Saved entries
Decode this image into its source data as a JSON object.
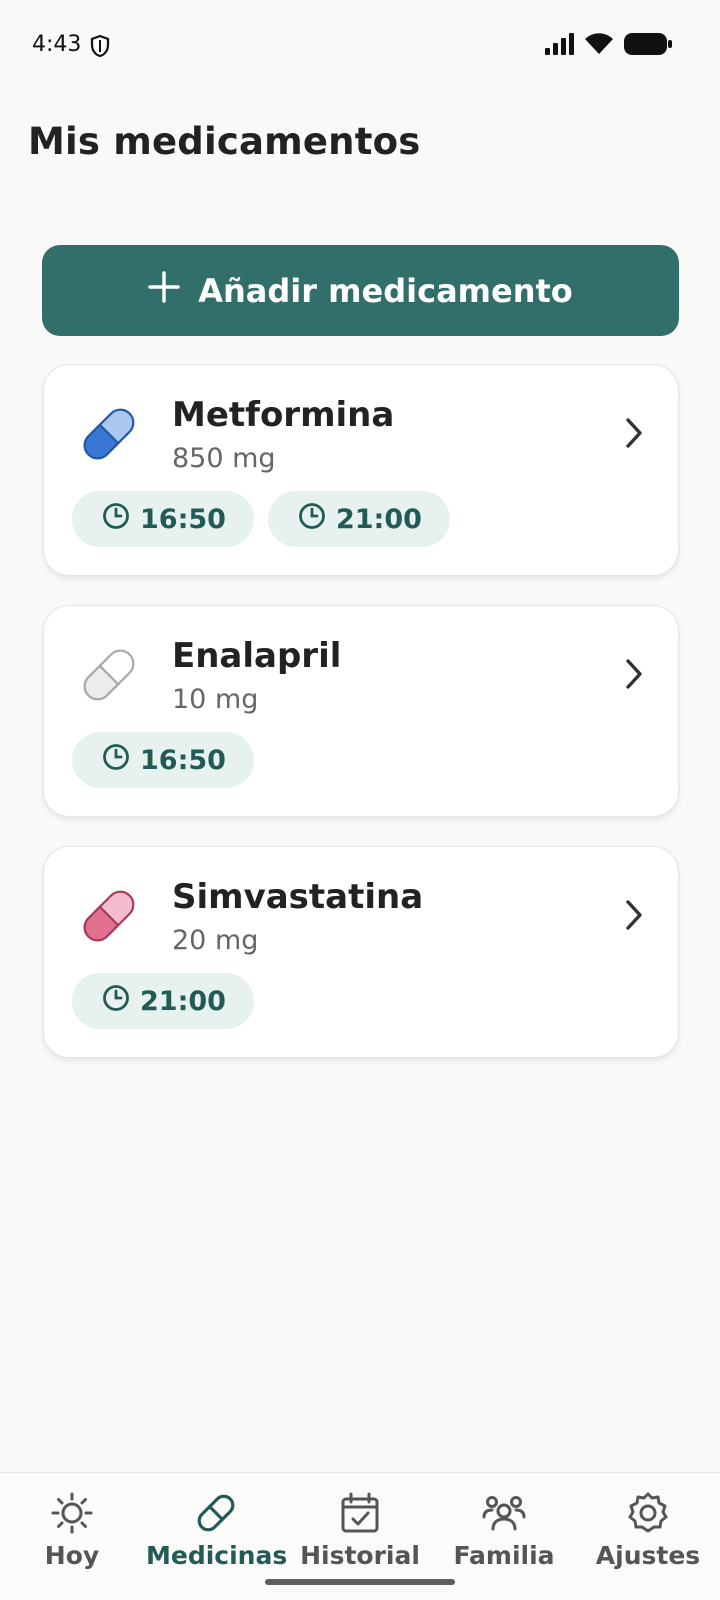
{
  "status_bar": {
    "time": "4:43"
  },
  "header": {
    "title": "Mis medicamentos"
  },
  "add_button": {
    "label": "Añadir medicamento"
  },
  "medications": [
    {
      "name": "Metformina",
      "dose": "850 mg",
      "times": [
        "16:50",
        "21:00"
      ],
      "pill_color": "#3a78d6"
    },
    {
      "name": "Enalapril",
      "dose": "10 mg",
      "times": [
        "16:50"
      ],
      "pill_color": "#e9e9e6"
    },
    {
      "name": "Simvastatina",
      "dose": "20 mg",
      "times": [
        "21:00"
      ],
      "pill_color": "#e0718f"
    }
  ],
  "nav": {
    "items": [
      {
        "label": "Hoy",
        "icon": "sun-icon"
      },
      {
        "label": "Medicinas",
        "icon": "pill-icon"
      },
      {
        "label": "Historial",
        "icon": "calendar-check-icon"
      },
      {
        "label": "Familia",
        "icon": "people-icon"
      },
      {
        "label": "Ajustes",
        "icon": "gear-icon"
      }
    ],
    "active": "Medicinas"
  },
  "colors": {
    "accent": "#326f6a",
    "chip_bg": "#e7f1ef",
    "chip_text": "#225a55"
  }
}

**Instruction:**
Without the pictures, repeat all the records word for word.

**The answer:**
Decode this image into its source data as a JSON object.
{
  "status_bar": {
    "time": "4:43"
  },
  "header": {
    "title": "Mis medicamentos"
  },
  "add_button": {
    "label": "Añadir medicamento"
  },
  "medications": [
    {
      "name": "Metformina",
      "dose": "850 mg",
      "times": [
        "16:50",
        "21:00"
      ],
      "pill_color": "#3a78d6"
    },
    {
      "name": "Enalapril",
      "dose": "10 mg",
      "times": [
        "16:50"
      ],
      "pill_color": "#e9e9e6"
    },
    {
      "name": "Simvastatina",
      "dose": "20 mg",
      "times": [
        "21:00"
      ],
      "pill_color": "#e0718f"
    }
  ],
  "nav": {
    "items": [
      {
        "label": "Hoy",
        "icon": "sun-icon"
      },
      {
        "label": "Medicinas",
        "icon": "pill-icon"
      },
      {
        "label": "Historial",
        "icon": "calendar-check-icon"
      },
      {
        "label": "Familia",
        "icon": "people-icon"
      },
      {
        "label": "Ajustes",
        "icon": "gear-icon"
      }
    ],
    "active": "Medicinas"
  },
  "colors": {
    "accent": "#326f6a",
    "chip_bg": "#e7f1ef",
    "chip_text": "#225a55"
  }
}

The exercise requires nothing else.